Arrange the lines from the one containing "bar-segment [321, 197, 371, 220]" up to and including the one containing "bar-segment [644, 102, 694, 156]" as a Markdown table with the columns No. and Entry. Number each line and omit any blank lines.
----
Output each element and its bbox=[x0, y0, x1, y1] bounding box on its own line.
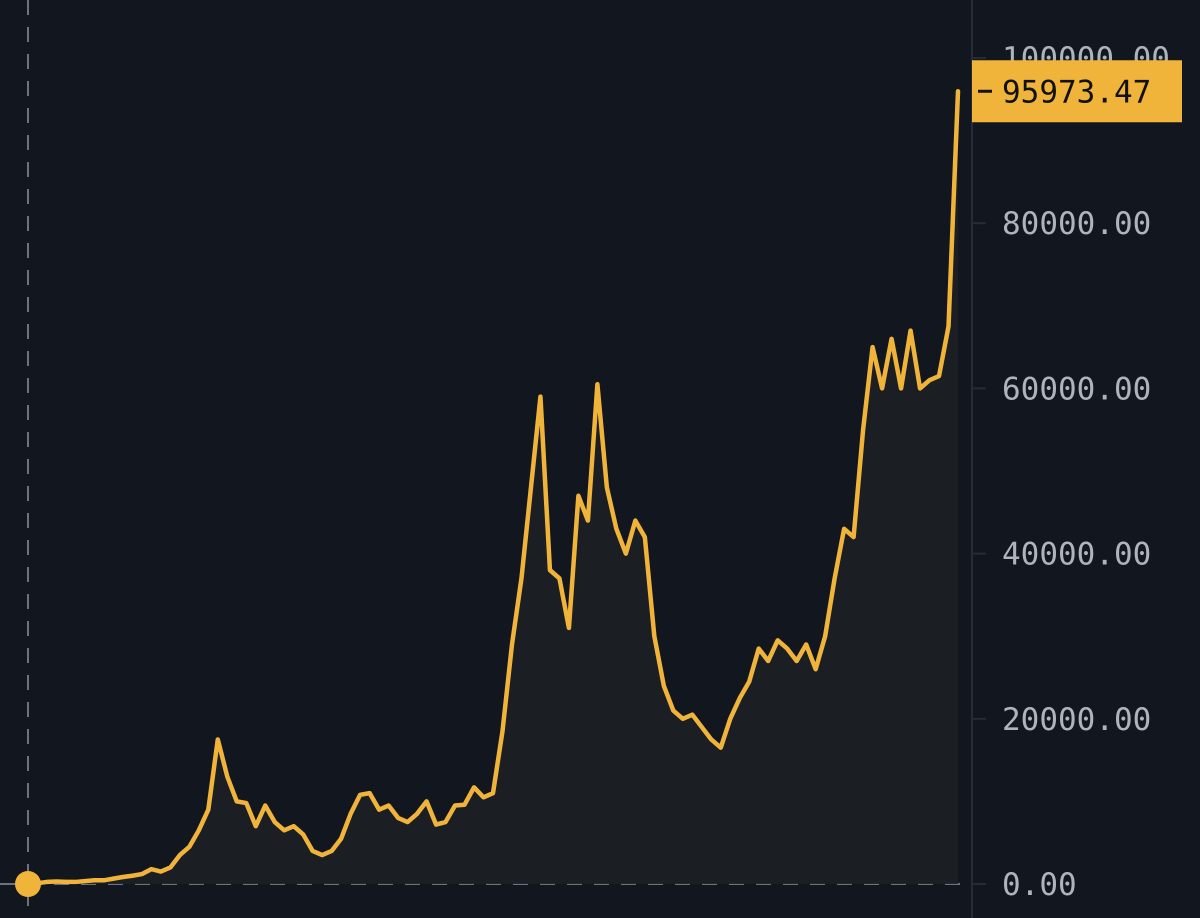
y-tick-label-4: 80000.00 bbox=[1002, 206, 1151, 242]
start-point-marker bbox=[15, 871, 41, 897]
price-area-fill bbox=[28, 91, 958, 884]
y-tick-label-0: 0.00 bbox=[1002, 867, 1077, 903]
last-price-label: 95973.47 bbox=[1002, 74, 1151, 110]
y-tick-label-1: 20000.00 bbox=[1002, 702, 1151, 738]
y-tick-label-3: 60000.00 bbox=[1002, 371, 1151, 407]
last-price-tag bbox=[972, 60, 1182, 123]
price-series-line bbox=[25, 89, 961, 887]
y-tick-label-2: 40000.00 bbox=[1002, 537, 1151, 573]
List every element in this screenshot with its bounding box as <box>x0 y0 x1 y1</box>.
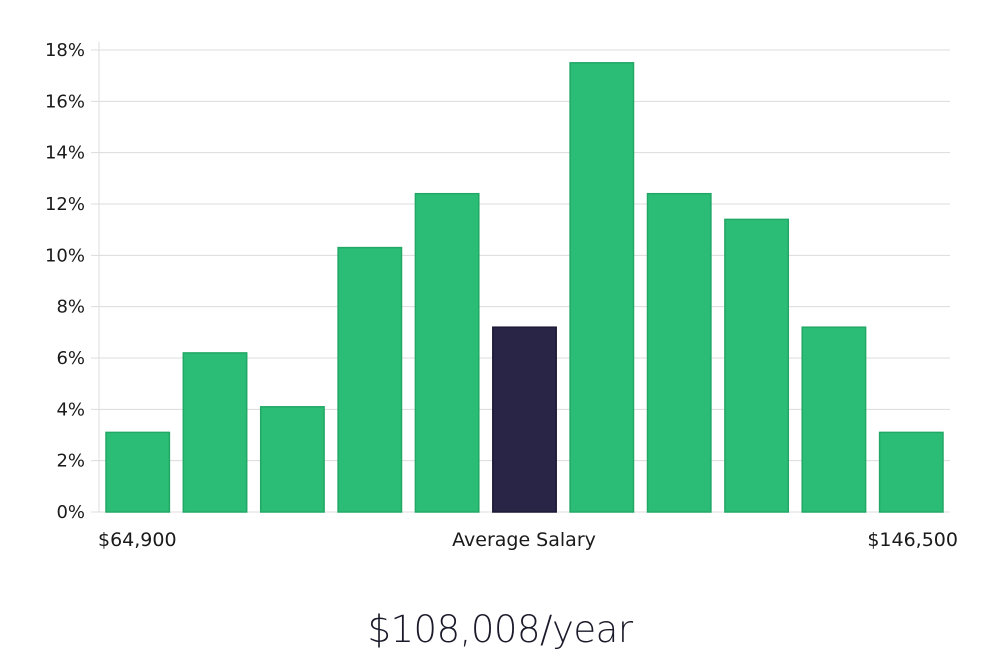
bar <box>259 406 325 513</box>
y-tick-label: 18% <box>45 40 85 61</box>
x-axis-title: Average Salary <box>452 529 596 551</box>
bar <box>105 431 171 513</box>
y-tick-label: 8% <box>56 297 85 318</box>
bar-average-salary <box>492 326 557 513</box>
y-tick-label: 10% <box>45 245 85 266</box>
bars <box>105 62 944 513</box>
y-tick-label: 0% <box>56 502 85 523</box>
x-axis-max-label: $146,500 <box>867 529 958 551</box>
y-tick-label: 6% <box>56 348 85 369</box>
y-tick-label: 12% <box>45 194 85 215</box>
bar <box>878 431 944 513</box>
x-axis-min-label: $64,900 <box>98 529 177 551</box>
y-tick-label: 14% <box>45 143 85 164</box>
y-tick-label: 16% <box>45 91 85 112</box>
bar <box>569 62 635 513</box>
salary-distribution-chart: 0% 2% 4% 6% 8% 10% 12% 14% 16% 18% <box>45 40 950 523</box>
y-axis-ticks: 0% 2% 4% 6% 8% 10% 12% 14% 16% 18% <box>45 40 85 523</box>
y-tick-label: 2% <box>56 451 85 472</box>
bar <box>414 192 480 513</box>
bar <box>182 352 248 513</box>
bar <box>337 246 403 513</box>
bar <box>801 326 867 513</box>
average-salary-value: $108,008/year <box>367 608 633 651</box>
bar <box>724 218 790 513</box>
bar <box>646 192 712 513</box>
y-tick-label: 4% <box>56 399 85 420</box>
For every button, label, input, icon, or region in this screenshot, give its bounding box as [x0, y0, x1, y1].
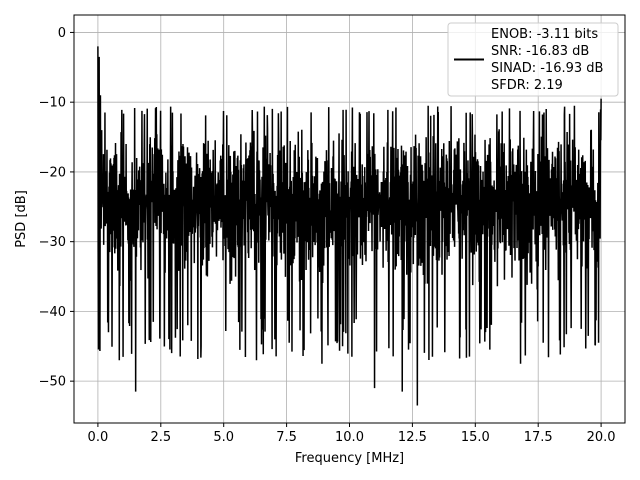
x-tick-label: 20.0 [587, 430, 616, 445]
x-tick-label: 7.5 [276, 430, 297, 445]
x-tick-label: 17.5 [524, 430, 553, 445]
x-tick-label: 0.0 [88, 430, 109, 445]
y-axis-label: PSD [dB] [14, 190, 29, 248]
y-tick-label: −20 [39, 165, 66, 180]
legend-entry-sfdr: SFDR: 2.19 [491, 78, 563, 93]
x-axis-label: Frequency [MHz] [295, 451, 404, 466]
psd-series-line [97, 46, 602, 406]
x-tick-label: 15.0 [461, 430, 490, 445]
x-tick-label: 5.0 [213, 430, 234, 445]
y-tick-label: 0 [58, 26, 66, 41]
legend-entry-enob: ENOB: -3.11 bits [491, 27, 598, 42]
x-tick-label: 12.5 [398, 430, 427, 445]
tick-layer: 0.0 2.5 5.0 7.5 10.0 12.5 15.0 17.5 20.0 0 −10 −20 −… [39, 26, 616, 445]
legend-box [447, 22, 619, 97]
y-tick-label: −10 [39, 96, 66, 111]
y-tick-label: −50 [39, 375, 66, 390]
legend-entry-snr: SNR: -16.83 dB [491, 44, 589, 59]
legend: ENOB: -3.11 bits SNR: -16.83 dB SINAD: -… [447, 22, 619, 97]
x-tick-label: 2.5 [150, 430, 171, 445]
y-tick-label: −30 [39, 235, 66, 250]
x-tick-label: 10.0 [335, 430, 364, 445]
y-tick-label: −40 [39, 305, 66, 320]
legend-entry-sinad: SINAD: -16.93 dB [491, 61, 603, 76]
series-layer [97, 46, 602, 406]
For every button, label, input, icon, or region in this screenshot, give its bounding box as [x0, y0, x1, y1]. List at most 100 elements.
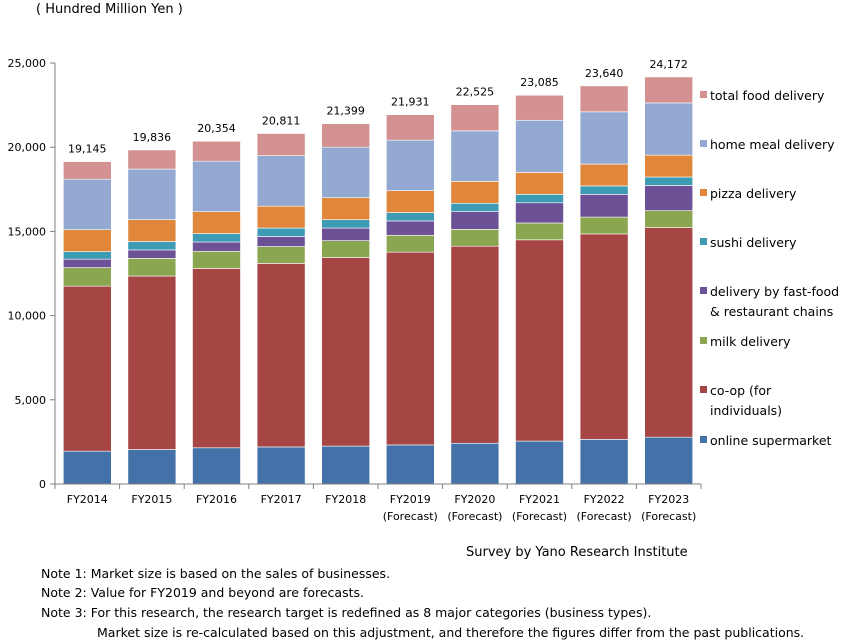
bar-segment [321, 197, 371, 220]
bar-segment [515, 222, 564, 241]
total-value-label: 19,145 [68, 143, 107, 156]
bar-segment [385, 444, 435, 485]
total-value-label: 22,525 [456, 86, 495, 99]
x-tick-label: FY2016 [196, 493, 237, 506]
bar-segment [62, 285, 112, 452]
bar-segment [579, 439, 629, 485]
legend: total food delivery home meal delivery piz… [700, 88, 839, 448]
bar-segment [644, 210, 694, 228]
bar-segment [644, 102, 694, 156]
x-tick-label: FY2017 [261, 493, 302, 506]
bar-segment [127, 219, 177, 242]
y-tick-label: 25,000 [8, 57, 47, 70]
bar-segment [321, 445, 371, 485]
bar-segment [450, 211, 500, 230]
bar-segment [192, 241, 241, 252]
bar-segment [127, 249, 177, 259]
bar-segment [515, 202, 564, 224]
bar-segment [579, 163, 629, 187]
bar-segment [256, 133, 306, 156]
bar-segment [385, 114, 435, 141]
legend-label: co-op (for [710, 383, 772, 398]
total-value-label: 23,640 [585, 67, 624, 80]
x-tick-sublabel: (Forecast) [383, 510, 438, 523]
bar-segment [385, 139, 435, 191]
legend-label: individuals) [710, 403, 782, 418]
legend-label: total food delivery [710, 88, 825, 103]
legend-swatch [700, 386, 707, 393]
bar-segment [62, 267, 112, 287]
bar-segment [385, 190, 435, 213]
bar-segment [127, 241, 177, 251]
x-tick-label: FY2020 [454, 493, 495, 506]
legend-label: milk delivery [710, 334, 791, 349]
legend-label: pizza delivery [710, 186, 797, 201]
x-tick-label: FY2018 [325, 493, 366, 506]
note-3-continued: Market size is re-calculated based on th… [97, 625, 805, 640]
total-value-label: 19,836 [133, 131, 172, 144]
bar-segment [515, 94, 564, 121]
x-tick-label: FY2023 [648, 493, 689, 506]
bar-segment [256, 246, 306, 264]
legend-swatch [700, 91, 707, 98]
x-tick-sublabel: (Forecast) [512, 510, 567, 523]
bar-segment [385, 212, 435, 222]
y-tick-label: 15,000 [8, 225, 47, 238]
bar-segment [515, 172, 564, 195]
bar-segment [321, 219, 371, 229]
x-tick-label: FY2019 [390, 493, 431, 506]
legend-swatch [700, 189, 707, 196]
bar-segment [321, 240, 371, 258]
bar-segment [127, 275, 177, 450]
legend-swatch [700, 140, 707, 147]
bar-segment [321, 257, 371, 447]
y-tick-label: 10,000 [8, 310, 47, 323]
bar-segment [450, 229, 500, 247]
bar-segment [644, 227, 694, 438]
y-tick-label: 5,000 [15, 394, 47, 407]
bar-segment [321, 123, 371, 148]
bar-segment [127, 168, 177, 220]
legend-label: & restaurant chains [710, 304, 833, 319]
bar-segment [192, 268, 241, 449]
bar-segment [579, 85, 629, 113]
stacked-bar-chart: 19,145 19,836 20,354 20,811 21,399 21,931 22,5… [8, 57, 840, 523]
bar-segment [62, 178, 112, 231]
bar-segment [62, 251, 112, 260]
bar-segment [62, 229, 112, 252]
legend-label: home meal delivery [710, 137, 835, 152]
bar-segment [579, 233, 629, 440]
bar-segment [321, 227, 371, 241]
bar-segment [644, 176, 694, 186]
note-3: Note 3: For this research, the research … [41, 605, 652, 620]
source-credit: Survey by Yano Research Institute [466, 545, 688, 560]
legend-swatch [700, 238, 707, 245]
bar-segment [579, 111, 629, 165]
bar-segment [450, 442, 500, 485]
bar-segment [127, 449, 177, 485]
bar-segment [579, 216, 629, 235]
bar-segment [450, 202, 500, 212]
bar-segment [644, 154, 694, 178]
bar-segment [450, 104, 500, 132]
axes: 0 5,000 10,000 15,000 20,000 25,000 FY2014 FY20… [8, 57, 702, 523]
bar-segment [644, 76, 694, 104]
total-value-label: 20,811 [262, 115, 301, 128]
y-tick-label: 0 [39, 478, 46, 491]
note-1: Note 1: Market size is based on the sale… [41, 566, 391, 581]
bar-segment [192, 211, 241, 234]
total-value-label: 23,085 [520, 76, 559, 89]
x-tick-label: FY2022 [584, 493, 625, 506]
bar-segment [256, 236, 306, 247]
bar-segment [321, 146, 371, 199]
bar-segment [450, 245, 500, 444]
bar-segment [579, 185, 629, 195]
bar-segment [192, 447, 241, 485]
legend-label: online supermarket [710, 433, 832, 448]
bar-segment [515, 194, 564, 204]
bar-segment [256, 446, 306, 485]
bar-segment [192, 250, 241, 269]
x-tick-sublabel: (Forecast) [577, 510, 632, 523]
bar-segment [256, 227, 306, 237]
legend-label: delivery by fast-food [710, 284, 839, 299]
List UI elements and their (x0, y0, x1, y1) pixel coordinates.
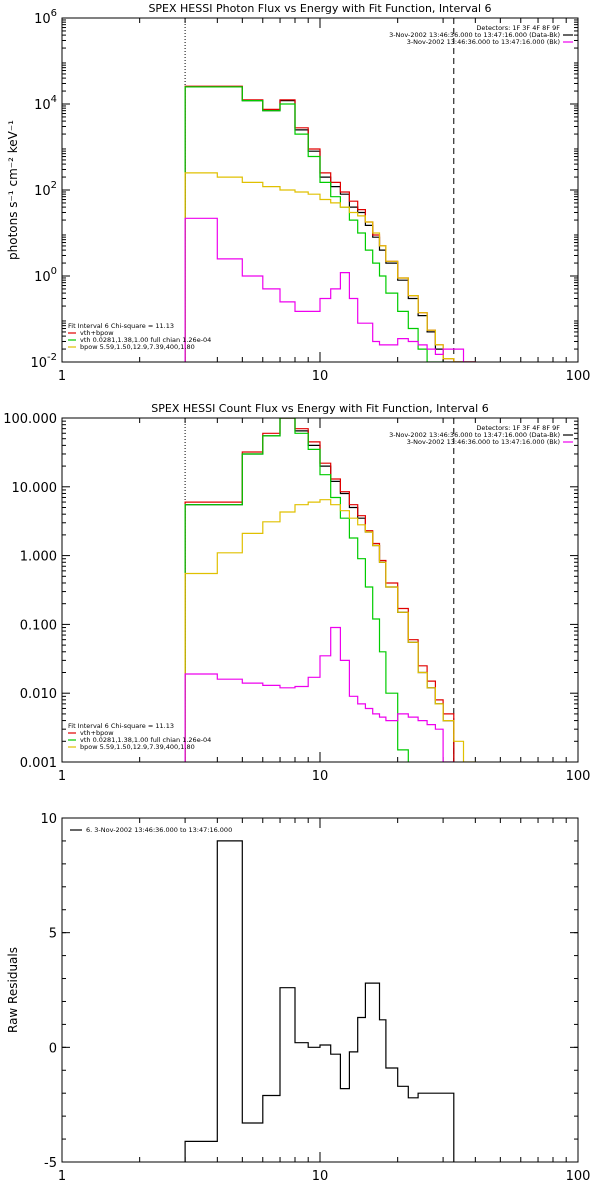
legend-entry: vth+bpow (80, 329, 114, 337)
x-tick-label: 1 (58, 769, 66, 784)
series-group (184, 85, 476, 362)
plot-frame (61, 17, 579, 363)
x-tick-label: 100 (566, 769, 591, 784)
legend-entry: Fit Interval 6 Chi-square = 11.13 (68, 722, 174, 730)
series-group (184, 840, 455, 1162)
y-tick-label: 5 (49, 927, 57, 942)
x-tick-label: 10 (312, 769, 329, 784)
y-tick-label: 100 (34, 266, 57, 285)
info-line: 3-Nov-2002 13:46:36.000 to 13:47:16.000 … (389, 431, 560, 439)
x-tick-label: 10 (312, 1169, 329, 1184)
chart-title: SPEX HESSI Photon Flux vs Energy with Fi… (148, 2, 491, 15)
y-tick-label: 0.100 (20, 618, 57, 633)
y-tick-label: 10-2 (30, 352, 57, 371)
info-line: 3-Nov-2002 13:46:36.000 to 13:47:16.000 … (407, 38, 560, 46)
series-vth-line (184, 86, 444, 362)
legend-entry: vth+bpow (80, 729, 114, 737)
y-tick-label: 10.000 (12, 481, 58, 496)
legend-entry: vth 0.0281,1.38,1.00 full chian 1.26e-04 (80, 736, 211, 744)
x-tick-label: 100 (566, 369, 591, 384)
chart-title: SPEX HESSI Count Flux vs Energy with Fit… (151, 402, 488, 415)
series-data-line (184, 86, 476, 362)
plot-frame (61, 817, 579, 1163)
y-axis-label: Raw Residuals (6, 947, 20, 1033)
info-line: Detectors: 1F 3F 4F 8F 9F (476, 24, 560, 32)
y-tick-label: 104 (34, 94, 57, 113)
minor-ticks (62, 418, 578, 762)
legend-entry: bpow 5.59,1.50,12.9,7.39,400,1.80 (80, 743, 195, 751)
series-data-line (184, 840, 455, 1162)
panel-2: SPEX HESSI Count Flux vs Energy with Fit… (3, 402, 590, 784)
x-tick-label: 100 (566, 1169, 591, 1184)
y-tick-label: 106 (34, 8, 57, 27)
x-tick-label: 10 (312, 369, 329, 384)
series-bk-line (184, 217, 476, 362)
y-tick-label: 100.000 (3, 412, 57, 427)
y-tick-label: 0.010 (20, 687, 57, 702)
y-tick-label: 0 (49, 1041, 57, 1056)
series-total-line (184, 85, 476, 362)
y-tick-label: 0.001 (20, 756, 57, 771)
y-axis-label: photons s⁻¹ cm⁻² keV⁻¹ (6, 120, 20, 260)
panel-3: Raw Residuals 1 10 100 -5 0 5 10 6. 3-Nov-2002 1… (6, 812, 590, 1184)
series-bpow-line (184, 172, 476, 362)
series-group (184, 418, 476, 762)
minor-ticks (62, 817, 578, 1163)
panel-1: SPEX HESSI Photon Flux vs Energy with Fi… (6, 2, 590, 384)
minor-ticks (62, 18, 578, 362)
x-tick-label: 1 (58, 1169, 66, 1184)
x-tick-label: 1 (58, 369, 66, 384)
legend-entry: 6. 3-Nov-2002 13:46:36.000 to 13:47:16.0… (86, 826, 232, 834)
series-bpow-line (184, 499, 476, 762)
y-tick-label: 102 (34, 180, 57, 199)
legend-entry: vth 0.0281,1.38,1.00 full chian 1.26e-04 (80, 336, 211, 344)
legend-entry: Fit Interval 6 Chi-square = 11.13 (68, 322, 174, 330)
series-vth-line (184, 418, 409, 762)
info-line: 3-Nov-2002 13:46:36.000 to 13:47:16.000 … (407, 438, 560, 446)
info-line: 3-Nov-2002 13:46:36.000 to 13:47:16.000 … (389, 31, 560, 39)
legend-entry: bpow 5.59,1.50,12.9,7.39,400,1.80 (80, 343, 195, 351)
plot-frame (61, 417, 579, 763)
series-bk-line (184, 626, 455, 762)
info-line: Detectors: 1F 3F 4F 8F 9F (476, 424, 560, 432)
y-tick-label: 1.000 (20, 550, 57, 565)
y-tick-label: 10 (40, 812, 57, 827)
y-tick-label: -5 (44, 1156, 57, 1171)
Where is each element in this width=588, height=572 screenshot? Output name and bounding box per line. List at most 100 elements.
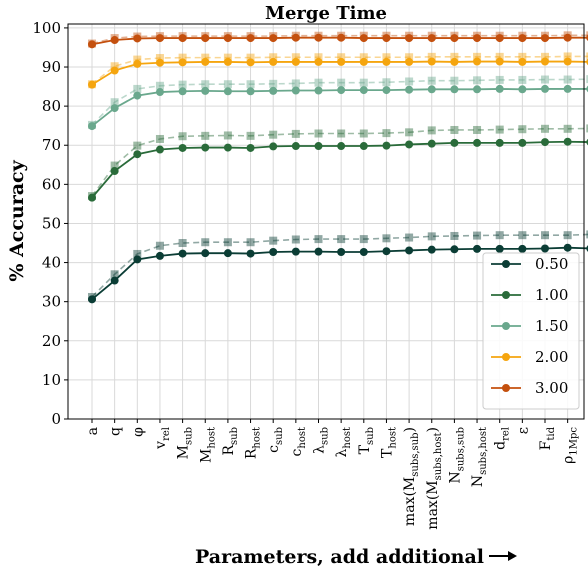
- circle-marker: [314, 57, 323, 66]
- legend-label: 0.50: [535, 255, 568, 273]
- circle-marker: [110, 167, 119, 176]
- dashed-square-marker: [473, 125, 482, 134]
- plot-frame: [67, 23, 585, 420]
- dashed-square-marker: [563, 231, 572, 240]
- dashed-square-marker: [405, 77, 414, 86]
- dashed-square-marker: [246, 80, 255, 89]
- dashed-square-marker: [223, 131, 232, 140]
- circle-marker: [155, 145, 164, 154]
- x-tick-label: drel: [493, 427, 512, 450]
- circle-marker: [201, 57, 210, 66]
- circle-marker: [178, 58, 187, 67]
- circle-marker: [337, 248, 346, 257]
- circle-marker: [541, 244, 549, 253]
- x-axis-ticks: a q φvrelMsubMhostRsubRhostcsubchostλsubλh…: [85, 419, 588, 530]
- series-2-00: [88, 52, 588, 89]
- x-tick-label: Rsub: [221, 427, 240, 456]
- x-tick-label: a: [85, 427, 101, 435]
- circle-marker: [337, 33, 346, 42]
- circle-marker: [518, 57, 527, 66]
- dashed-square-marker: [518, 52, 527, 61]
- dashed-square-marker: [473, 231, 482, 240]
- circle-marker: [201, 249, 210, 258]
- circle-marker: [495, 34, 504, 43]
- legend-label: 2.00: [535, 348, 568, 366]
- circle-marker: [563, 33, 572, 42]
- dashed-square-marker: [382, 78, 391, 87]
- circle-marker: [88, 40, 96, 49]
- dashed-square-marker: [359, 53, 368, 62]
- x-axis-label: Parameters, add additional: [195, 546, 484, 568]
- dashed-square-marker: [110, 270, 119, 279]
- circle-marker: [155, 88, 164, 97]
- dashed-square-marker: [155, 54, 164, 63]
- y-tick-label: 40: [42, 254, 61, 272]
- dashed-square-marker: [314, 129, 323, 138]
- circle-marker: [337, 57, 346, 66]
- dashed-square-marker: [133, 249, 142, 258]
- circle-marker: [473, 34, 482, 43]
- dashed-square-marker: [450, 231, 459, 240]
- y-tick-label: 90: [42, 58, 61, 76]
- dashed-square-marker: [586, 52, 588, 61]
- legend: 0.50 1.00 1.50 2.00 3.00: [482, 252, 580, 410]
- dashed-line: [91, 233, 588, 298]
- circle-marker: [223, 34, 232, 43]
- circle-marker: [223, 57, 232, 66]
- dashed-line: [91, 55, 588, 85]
----
■ Written answer ■
| No. | Entry |
|---|---|
| 1 | bar-segment [321, 197, 371, 220] |
| 2 | bar-segment [515, 222, 564, 241] |
| 3 | total-value-label: 19,145 [68, 143, 107, 156] |
| 4 | bar-segment [385, 444, 435, 485] |
| 5 | total-value-label: 22,525 [456, 86, 495, 99] |
| 6 | x-tick-label: FY2016 [196, 493, 237, 506] |
| 7 | bar-segment [62, 285, 112, 452] |
| 8 | bar-segment [579, 439, 629, 485] |
| 9 | legend: total food delivery home meal delivery piz… [700, 88, 839, 448] |
| 10 | bar-segment [644, 210, 694, 228] |
| 11 | bar-segment [644, 102, 694, 156] |